**DATA PROVIDED:**
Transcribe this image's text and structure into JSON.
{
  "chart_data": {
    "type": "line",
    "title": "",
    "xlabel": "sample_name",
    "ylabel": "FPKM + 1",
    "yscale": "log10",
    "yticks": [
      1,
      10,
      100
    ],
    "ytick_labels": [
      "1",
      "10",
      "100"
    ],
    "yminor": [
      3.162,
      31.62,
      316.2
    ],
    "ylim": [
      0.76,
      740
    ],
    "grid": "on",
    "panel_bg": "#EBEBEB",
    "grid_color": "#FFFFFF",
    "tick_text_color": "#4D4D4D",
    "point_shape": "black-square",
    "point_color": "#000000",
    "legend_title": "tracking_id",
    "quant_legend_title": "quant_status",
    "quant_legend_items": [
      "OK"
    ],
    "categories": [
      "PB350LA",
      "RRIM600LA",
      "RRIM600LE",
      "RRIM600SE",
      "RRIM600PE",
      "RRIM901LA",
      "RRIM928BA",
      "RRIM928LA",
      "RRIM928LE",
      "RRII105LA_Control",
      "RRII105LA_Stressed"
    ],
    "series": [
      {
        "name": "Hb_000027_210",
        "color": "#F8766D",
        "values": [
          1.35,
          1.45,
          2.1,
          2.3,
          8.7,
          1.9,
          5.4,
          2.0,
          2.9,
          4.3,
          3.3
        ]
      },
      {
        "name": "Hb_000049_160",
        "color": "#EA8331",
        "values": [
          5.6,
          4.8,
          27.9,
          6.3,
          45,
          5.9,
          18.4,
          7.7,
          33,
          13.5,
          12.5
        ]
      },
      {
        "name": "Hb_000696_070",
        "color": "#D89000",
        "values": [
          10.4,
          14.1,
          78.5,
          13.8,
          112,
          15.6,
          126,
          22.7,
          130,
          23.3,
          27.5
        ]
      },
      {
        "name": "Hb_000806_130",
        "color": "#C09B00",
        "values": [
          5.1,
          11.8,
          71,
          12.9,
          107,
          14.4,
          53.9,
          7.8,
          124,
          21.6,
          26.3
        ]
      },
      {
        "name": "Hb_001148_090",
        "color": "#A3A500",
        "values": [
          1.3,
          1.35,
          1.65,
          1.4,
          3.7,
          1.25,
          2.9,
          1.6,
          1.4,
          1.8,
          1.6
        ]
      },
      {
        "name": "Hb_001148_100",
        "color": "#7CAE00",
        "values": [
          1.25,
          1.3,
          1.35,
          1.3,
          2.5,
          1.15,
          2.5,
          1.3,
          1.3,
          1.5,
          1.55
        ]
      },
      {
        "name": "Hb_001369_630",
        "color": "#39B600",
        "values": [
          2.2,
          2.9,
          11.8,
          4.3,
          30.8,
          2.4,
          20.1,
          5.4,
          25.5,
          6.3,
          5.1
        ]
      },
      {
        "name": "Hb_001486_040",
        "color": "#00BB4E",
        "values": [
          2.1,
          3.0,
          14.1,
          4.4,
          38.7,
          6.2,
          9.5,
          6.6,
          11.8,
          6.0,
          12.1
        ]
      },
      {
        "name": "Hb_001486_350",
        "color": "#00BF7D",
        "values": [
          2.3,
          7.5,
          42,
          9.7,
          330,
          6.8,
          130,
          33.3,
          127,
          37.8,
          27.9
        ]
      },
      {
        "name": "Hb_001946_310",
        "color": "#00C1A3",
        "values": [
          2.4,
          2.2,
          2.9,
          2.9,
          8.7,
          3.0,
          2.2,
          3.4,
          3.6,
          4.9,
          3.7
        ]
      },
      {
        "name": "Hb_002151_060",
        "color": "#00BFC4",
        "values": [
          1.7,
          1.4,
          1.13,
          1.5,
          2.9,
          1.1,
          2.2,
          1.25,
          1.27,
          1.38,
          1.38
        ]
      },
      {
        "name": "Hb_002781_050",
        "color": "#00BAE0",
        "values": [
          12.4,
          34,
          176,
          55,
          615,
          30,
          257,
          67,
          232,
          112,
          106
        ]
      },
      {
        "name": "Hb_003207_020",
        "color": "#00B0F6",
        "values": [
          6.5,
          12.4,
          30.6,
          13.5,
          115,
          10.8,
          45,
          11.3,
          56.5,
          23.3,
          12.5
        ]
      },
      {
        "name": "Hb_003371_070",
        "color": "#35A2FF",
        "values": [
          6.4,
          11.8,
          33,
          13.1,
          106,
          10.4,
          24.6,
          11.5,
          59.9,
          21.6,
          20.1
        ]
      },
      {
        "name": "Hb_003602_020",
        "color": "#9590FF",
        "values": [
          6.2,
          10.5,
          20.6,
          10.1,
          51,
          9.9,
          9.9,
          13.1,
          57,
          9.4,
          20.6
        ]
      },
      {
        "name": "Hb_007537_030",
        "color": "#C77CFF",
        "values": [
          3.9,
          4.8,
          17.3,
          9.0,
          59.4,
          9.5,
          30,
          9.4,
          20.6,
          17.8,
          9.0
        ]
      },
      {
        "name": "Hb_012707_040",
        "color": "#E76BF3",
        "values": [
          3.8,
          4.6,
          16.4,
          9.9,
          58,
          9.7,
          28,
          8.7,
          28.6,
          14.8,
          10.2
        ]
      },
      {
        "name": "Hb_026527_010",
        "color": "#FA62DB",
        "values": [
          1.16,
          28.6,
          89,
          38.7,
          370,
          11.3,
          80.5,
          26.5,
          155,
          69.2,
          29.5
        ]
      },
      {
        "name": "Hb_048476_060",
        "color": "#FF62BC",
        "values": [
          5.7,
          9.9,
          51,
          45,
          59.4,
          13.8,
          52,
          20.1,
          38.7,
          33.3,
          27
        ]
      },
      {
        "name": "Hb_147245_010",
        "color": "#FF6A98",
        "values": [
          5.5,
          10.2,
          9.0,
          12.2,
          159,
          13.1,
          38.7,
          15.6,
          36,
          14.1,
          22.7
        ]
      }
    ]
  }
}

**DESCRIPTION OF THE TASK:** All entries must be repeated verbatim.

**RESULT FOR THIS EXERCISE:**
Transcribe this image's text and structure into JSON.
{
  "chart_data": {
    "type": "line",
    "title": "",
    "xlabel": "sample_name",
    "ylabel": "FPKM + 1",
    "yscale": "log10",
    "yticks": [
      1,
      10,
      100
    ],
    "ytick_labels": [
      "1",
      "10",
      "100"
    ],
    "yminor": [
      3.162,
      31.62,
      316.2
    ],
    "ylim": [
      0.76,
      740
    ],
    "grid": "on",
    "panel_bg": "#EBEBEB",
    "grid_color": "#FFFFFF",
    "tick_text_color": "#4D4D4D",
    "point_shape": "black-square",
    "point_color": "#000000",
    "legend_title": "tracking_id",
    "quant_legend_title": "quant_status",
    "quant_legend_items": [
      "OK"
    ],
    "categories": [
      "PB350LA",
      "RRIM600LA",
      "RRIM600LE",
      "RRIM600SE",
      "RRIM600PE",
      "RRIM901LA",
      "RRIM928BA",
      "RRIM928LA",
      "RRIM928LE",
      "RRII105LA_Control",
      "RRII105LA_Stressed"
    ],
    "series": [
      {
        "name": "Hb_000027_210",
        "color": "#F8766D",
        "values": [
          1.35,
          1.45,
          2.1,
          2.3,
          8.7,
          1.9,
          5.4,
          2.0,
          2.9,
          4.3,
          3.3
        ]
      },
      {
        "name": "Hb_000049_160",
        "color": "#EA8331",
        "values": [
          5.6,
          4.8,
          27.9,
          6.3,
          45,
          5.9,
          18.4,
          7.7,
          33,
          13.5,
          12.5
        ]
      },
      {
        "name": "Hb_000696_070",
        "color": "#D89000",
        "values": [
          10.4,
          14.1,
          78.5,
          13.8,
          112,
          15.6,
          126,
          22.7,
          130,
          23.3,
          27.5
        ]
      },
      {
        "name": "Hb_000806_130",
        "color": "#C09B00",
        "values": [
          5.1,
          11.8,
          71,
          12.9,
          107,
          14.4,
          53.9,
          7.8,
          124,
          21.6,
          26.3
        ]
      },
      {
        "name": "Hb_001148_090",
        "color": "#A3A500",
        "values": [
          1.3,
          1.35,
          1.65,
          1.4,
          3.7,
          1.25,
          2.9,
          1.6,
          1.4,
          1.8,
          1.6
        ]
      },
      {
        "name": "Hb_001148_100",
        "color": "#7CAE00",
        "values": [
          1.25,
          1.3,
          1.35,
          1.3,
          2.5,
          1.15,
          2.5,
          1.3,
          1.3,
          1.5,
          1.55
        ]
      },
      {
        "name": "Hb_001369_630",
        "color": "#39B600",
        "values": [
          2.2,
          2.9,
          11.8,
          4.3,
          30.8,
          2.4,
          20.1,
          5.4,
          25.5,
          6.3,
          5.1
        ]
      },
      {
        "name": "Hb_001486_040",
        "color": "#00BB4E",
        "values": [
          2.1,
          3.0,
          14.1,
          4.4,
          38.7,
          6.2,
          9.5,
          6.6,
          11.8,
          6.0,
          12.1
        ]
      },
      {
        "name": "Hb_001486_350",
        "color": "#00BF7D",
        "values": [
          2.3,
          7.5,
          42,
          9.7,
          330,
          6.8,
          130,
          33.3,
          127,
          37.8,
          27.9
        ]
      },
      {
        "name": "Hb_001946_310",
        "color": "#00C1A3",
        "values": [
          2.4,
          2.2,
          2.9,
          2.9,
          8.7,
          3.0,
          2.2,
          3.4,
          3.6,
          4.9,
          3.7
        ]
      },
      {
        "name": "Hb_002151_060",
        "color": "#00BFC4",
        "values": [
          1.7,
          1.4,
          1.13,
          1.5,
          2.9,
          1.1,
          2.2,
          1.25,
          1.27,
          1.38,
          1.38
        ]
      },
      {
        "name": "Hb_002781_050",
        "color": "#00BAE0",
        "values": [
          12.4,
          34,
          176,
          55,
          615,
          30,
          257,
          67,
          232,
          112,
          106
        ]
      },
      {
        "name": "Hb_003207_020",
        "color": "#00B0F6",
        "values": [
          6.5,
          12.4,
          30.6,
          13.5,
          115,
          10.8,
          45,
          11.3,
          56.5,
          23.3,
          12.5
        ]
      },
      {
        "name": "Hb_003371_070",
        "color": "#35A2FF",
        "values": [
          6.4,
          11.8,
          33,
          13.1,
          106,
          10.4,
          24.6,
          11.5,
          59.9,
          21.6,
          20.1
        ]
      },
      {
        "name": "Hb_003602_020",
        "color": "#9590FF",
        "values": [
          6.2,
          10.5,
          20.6,
          10.1,
          51,
          9.9,
          9.9,
          13.1,
          57,
          9.4,
          20.6
        ]
      },
      {
        "name": "Hb_007537_030",
        "color": "#C77CFF",
        "values": [
          3.9,
          4.8,
          17.3,
          9.0,
          59.4,
          9.5,
          30,
          9.4,
          20.6,
          17.8,
          9.0
        ]
      },
      {
        "name": "Hb_012707_040",
        "color": "#E76BF3",
        "values": [
          3.8,
          4.6,
          16.4,
          9.9,
          58,
          9.7,
          28,
          8.7,
          28.6,
          14.8,
          10.2
        ]
      },
      {
        "name": "Hb_026527_010",
        "color": "#FA62DB",
        "values": [
          1.16,
          28.6,
          89,
          38.7,
          370,
          11.3,
          80.5,
          26.5,
          155,
          69.2,
          29.5
        ]
      },
      {
        "name": "Hb_048476_060",
        "color": "#FF62BC",
        "values": [
          5.7,
          9.9,
          51,
          45,
          59.4,
          13.8,
          52,
          20.1,
          38.7,
          33.3,
          27
        ]
      },
      {
        "name": "Hb_147245_010",
        "color": "#FF6A98",
        "values": [
          5.5,
          10.2,
          9.0,
          12.2,
          159,
          13.1,
          38.7,
          15.6,
          36,
          14.1,
          22.7
        ]
      }
    ]
  }
}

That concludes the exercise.